### The request
With pictures omitted, copy exactly the lines from the one containing "Parse this screenshot: output" through the end of the records below.

— Start of Exercise data —

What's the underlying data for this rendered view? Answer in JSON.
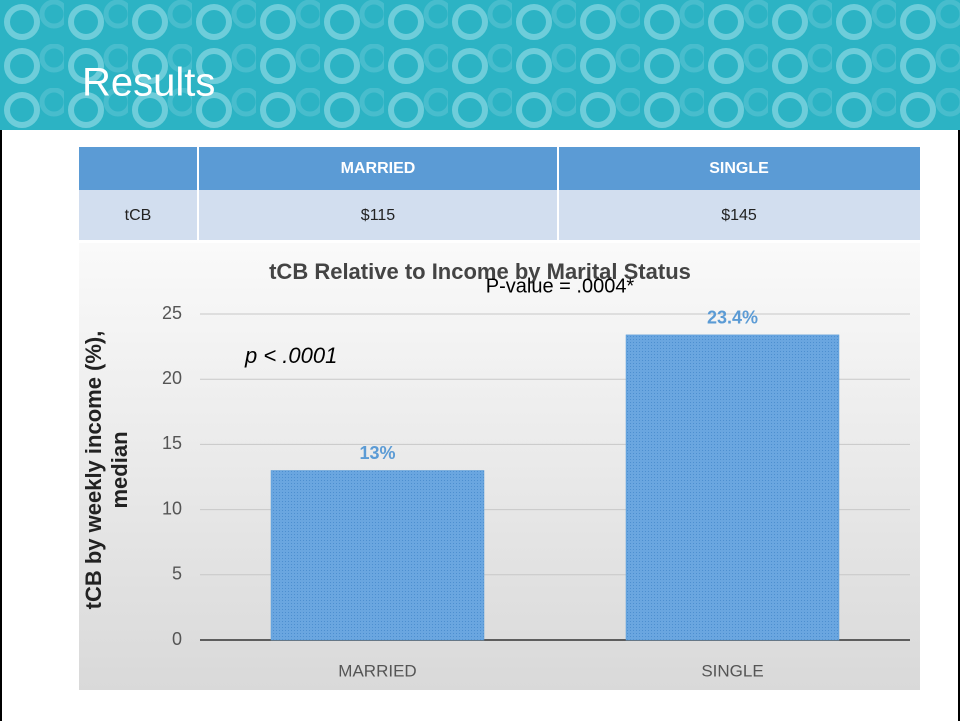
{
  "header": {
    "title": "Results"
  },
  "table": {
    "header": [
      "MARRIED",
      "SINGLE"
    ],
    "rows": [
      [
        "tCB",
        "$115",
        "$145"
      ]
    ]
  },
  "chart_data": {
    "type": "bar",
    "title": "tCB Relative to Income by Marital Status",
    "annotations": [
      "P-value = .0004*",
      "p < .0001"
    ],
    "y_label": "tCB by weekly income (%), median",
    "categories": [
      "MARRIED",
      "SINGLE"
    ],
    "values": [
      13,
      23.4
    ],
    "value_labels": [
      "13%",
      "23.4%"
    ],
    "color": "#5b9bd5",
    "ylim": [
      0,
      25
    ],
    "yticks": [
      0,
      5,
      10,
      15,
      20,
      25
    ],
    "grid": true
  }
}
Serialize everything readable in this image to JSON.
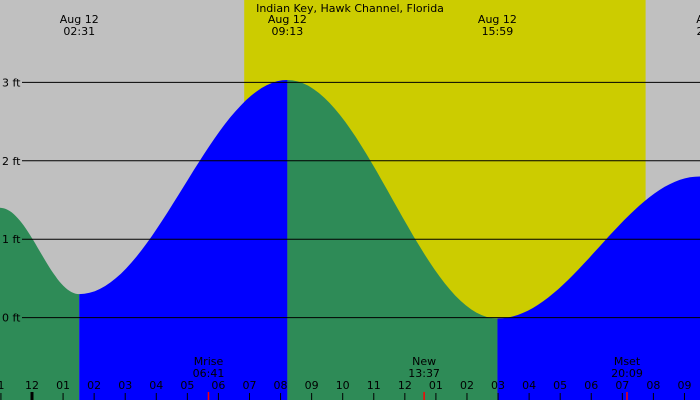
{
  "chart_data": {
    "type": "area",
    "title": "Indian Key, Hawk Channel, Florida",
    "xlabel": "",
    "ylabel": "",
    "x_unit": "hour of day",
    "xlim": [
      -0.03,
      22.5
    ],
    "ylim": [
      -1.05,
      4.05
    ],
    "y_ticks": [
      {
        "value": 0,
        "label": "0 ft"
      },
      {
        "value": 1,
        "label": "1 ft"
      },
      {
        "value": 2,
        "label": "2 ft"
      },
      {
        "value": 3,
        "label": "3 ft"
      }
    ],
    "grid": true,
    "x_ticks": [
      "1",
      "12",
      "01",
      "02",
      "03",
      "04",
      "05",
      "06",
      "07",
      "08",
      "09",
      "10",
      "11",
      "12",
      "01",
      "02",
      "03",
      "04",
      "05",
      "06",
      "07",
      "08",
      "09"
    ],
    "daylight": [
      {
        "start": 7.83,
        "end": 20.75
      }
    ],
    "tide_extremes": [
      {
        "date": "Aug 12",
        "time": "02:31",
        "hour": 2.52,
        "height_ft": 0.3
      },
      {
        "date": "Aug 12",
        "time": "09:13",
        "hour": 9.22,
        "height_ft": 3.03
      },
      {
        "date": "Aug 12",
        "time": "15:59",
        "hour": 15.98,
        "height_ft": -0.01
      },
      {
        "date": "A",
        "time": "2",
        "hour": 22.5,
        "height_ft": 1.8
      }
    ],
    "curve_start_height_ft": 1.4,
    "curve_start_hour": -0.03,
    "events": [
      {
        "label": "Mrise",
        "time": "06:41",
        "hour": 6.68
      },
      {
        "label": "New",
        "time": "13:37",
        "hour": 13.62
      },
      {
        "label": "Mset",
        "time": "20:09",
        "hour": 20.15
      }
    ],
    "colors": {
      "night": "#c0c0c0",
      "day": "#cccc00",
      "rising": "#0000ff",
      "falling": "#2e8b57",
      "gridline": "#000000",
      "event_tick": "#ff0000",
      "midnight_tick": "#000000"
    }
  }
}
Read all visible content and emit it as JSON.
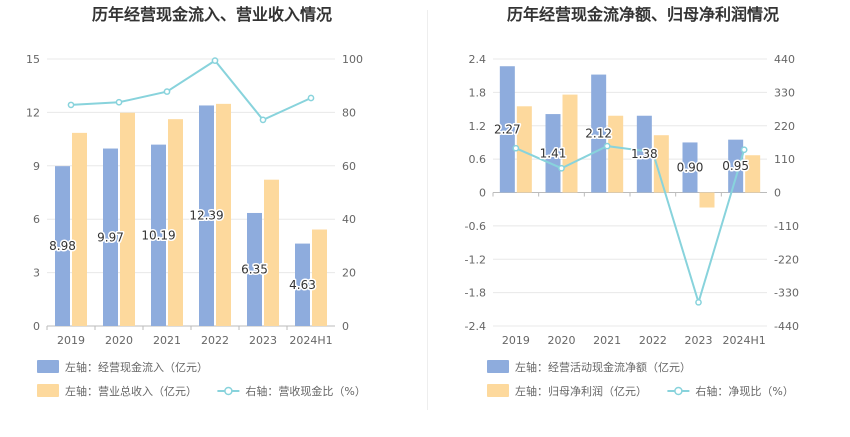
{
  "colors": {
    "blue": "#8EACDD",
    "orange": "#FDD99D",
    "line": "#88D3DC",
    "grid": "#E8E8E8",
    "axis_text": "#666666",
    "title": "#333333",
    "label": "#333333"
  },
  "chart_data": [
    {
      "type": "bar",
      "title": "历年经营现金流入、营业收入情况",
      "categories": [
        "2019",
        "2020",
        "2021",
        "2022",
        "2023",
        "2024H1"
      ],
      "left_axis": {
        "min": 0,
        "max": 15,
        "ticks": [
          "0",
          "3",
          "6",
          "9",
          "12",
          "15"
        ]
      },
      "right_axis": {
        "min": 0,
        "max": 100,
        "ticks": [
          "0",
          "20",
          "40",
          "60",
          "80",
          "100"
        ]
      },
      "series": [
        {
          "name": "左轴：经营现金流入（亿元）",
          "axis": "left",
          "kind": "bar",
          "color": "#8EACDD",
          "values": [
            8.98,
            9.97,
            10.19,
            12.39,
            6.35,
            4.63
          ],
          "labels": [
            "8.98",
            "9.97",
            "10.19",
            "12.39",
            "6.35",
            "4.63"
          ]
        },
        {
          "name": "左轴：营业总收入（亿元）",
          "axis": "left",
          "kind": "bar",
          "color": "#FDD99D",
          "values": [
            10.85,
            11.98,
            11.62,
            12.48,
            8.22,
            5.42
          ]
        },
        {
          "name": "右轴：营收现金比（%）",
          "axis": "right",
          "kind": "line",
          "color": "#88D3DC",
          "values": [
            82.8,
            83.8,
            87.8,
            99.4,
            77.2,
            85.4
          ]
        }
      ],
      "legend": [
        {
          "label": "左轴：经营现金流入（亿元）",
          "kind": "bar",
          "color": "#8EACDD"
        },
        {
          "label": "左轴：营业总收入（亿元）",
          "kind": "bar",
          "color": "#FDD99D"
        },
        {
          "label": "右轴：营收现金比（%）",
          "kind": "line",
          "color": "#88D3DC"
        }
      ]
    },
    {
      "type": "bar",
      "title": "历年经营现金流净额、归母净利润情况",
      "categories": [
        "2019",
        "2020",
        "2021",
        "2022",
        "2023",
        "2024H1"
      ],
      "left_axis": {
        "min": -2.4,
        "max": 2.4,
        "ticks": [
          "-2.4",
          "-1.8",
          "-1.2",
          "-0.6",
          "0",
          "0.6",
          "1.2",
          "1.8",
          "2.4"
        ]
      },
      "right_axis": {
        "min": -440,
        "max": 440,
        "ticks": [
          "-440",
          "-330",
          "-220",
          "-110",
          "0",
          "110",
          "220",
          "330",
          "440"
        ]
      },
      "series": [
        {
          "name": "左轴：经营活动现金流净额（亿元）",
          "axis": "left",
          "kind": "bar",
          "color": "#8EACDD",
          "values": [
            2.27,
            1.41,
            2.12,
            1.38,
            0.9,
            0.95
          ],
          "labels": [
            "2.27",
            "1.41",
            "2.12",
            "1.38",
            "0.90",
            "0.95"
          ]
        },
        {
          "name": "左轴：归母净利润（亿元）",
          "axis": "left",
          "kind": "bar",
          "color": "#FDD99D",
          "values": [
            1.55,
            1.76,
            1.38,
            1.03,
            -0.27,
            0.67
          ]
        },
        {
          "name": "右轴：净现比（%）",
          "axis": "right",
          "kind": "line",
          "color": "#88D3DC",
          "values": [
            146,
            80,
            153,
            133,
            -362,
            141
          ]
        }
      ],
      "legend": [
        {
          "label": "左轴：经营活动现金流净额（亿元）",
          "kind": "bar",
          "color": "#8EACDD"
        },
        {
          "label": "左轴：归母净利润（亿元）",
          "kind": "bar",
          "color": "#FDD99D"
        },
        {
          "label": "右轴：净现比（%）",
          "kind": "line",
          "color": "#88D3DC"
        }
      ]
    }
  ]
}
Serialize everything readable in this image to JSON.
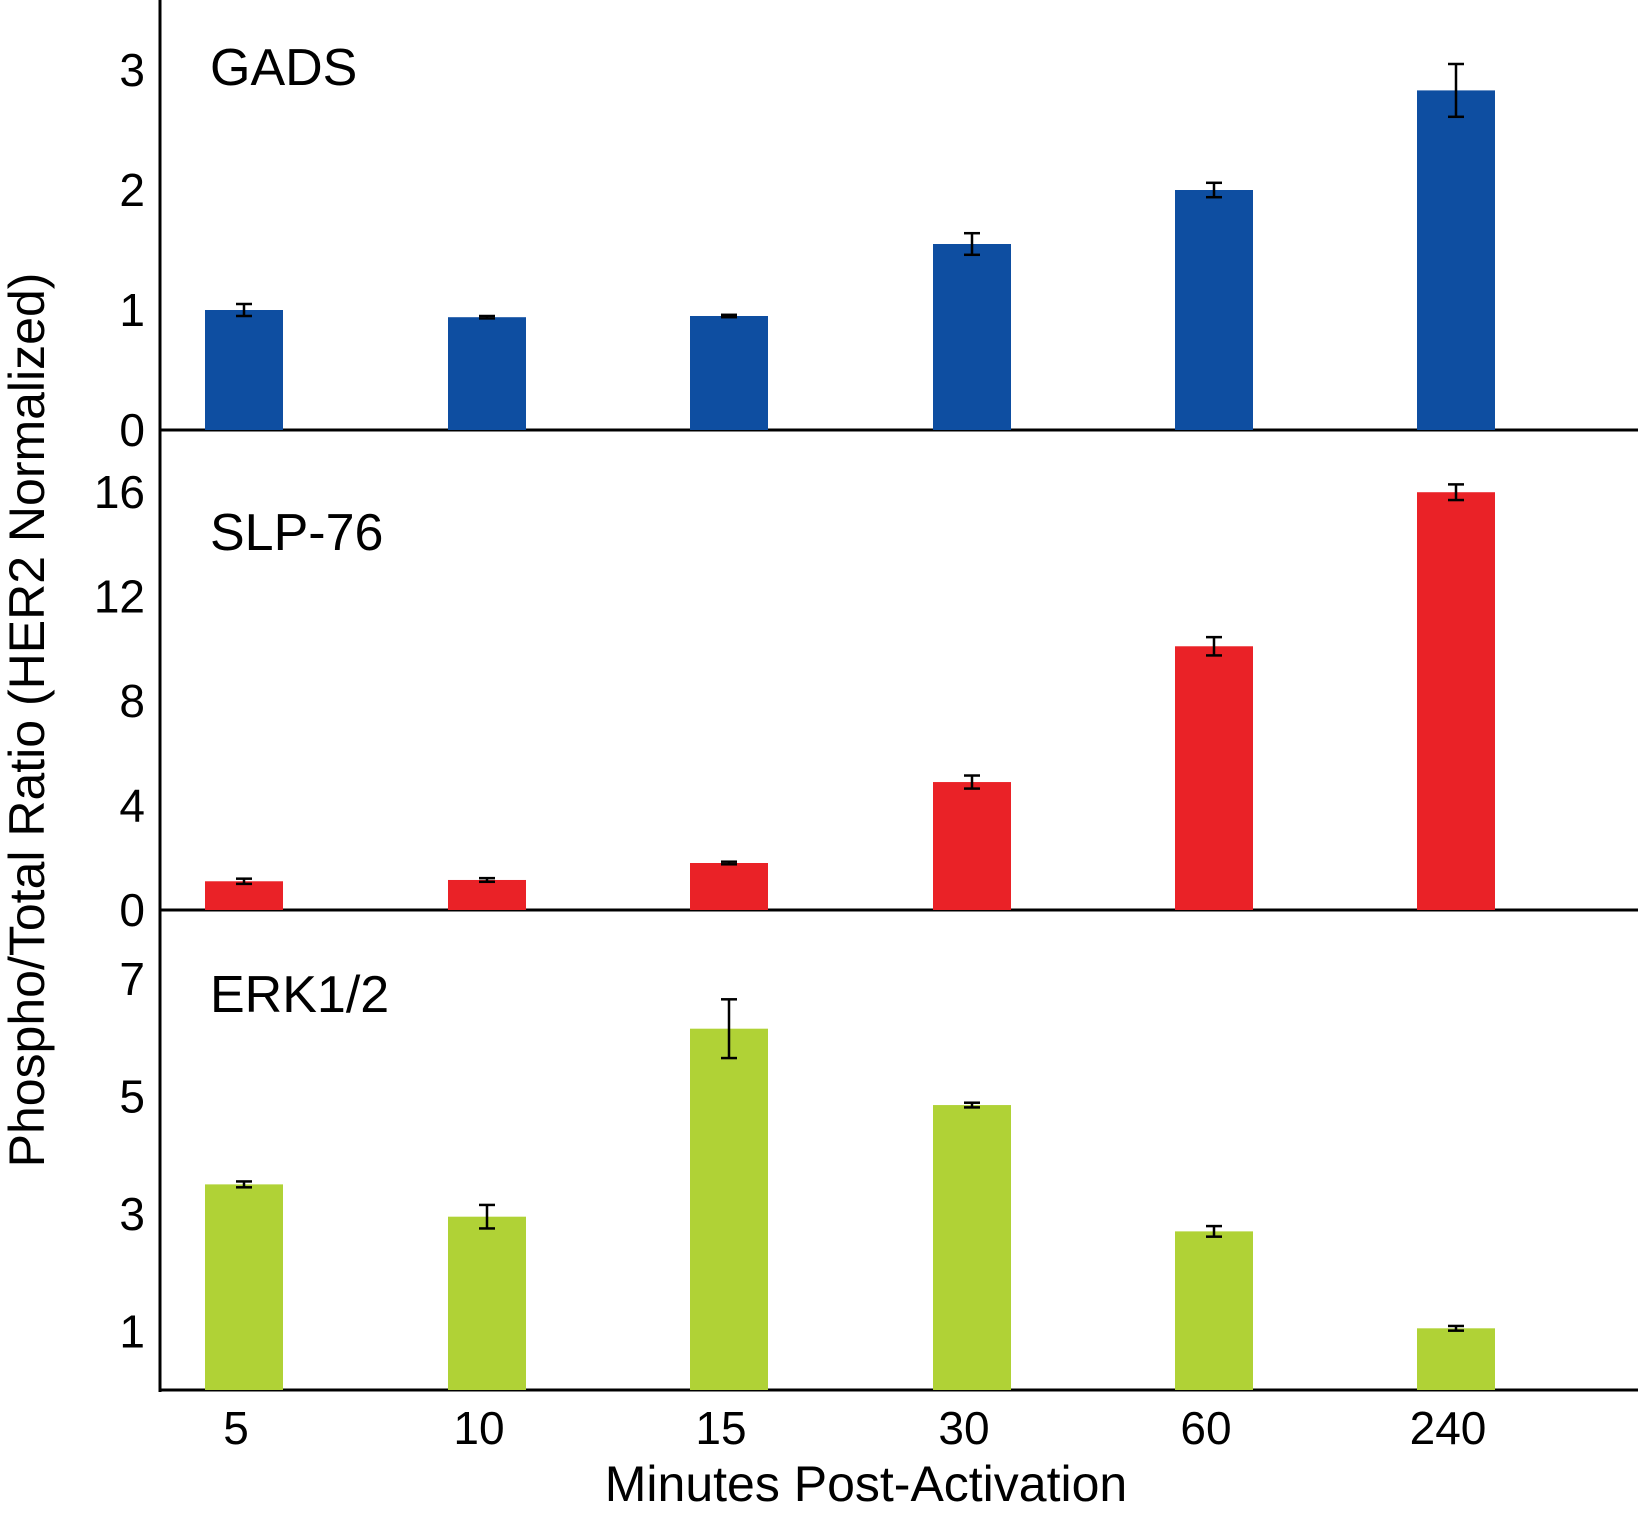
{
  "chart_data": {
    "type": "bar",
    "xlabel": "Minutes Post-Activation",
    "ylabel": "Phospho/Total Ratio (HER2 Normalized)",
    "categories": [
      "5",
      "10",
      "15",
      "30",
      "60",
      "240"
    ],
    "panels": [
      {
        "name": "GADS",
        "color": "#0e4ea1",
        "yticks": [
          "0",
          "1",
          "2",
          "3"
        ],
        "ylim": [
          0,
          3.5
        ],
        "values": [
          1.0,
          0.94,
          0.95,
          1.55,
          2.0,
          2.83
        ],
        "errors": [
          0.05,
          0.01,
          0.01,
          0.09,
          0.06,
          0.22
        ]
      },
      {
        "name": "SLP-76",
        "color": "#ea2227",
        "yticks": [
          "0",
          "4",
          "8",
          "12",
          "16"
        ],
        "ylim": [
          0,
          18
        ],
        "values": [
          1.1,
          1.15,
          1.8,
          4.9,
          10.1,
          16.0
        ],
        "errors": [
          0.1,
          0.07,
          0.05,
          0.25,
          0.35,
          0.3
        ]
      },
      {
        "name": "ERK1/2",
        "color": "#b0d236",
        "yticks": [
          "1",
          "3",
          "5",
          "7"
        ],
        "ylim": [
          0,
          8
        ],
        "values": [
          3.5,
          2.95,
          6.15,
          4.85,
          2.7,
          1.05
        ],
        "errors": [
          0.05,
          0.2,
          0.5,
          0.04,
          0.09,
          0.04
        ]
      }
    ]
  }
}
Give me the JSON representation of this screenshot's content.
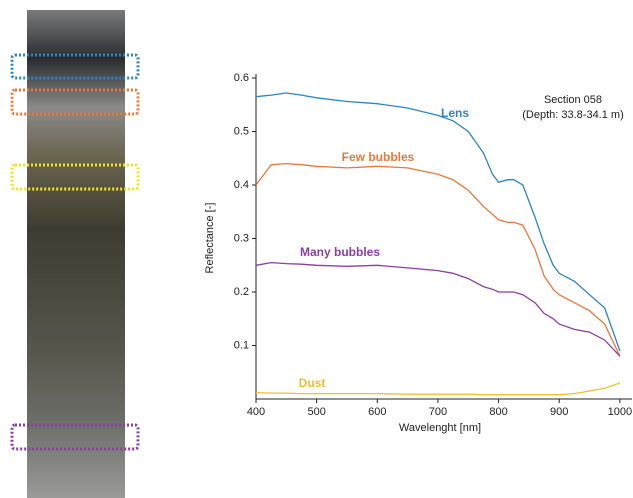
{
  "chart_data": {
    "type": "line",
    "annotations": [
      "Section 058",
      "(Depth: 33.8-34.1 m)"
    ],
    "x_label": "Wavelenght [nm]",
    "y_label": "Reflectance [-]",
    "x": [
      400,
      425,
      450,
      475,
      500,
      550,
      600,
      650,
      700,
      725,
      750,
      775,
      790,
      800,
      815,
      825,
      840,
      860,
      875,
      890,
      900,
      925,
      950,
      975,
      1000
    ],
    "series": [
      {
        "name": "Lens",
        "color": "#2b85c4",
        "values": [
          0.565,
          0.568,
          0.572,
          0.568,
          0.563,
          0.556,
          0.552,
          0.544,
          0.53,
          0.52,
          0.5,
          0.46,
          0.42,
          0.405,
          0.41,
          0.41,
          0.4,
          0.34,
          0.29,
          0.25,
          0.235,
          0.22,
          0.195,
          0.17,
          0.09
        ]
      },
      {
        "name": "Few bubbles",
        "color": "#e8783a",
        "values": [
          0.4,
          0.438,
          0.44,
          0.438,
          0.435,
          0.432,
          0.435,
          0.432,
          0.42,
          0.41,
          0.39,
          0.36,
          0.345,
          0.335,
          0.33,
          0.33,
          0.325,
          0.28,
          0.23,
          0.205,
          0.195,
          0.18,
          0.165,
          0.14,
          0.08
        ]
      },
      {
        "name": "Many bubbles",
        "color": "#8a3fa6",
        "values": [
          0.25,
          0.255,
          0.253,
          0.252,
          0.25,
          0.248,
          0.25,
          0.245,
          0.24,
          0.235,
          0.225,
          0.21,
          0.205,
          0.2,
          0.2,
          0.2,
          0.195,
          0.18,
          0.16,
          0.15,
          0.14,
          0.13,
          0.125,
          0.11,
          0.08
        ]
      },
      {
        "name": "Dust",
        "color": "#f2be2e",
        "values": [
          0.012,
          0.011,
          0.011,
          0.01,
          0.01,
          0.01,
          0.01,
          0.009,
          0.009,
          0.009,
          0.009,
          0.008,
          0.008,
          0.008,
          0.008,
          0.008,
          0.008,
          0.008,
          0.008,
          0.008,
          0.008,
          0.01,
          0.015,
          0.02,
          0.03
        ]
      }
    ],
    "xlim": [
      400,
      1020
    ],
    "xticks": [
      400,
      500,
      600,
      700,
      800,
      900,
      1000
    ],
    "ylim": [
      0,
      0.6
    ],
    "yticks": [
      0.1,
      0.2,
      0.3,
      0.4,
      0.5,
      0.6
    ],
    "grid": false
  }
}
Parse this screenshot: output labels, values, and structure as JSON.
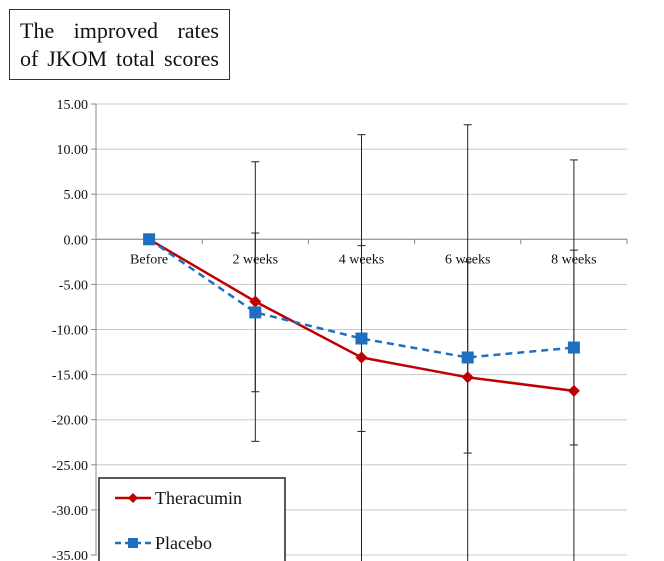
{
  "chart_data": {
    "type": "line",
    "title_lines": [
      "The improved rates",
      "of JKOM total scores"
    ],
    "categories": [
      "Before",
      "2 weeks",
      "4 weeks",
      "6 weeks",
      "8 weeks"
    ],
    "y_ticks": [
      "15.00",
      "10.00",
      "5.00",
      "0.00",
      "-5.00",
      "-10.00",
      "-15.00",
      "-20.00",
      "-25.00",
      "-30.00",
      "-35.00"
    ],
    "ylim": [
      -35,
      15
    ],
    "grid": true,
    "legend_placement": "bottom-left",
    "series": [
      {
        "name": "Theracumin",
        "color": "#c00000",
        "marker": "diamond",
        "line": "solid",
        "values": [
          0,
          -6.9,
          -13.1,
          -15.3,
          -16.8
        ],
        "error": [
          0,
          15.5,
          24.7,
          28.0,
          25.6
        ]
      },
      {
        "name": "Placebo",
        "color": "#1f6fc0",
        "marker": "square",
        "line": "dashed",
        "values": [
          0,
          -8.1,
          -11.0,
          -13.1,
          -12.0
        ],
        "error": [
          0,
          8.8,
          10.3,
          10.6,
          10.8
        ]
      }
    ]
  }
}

— End of Exercise data —

### Final result
Parse this screenshot: output labels, values, and structure as JSON.
{
  "chart_data": {
    "type": "line",
    "title_lines": [
      "The improved rates",
      "of JKOM total scores"
    ],
    "categories": [
      "Before",
      "2 weeks",
      "4 weeks",
      "6 weeks",
      "8 weeks"
    ],
    "y_ticks": [
      "15.00",
      "10.00",
      "5.00",
      "0.00",
      "-5.00",
      "-10.00",
      "-15.00",
      "-20.00",
      "-25.00",
      "-30.00",
      "-35.00"
    ],
    "ylim": [
      -35,
      15
    ],
    "grid": true,
    "legend_placement": "bottom-left",
    "series": [
      {
        "name": "Theracumin",
        "color": "#c00000",
        "marker": "diamond",
        "line": "solid",
        "values": [
          0,
          -6.9,
          -13.1,
          -15.3,
          -16.8
        ],
        "error": [
          0,
          15.5,
          24.7,
          28.0,
          25.6
        ]
      },
      {
        "name": "Placebo",
        "color": "#1f6fc0",
        "marker": "square",
        "line": "dashed",
        "values": [
          0,
          -8.1,
          -11.0,
          -13.1,
          -12.0
        ],
        "error": [
          0,
          8.8,
          10.3,
          10.6,
          10.8
        ]
      }
    ]
  }
}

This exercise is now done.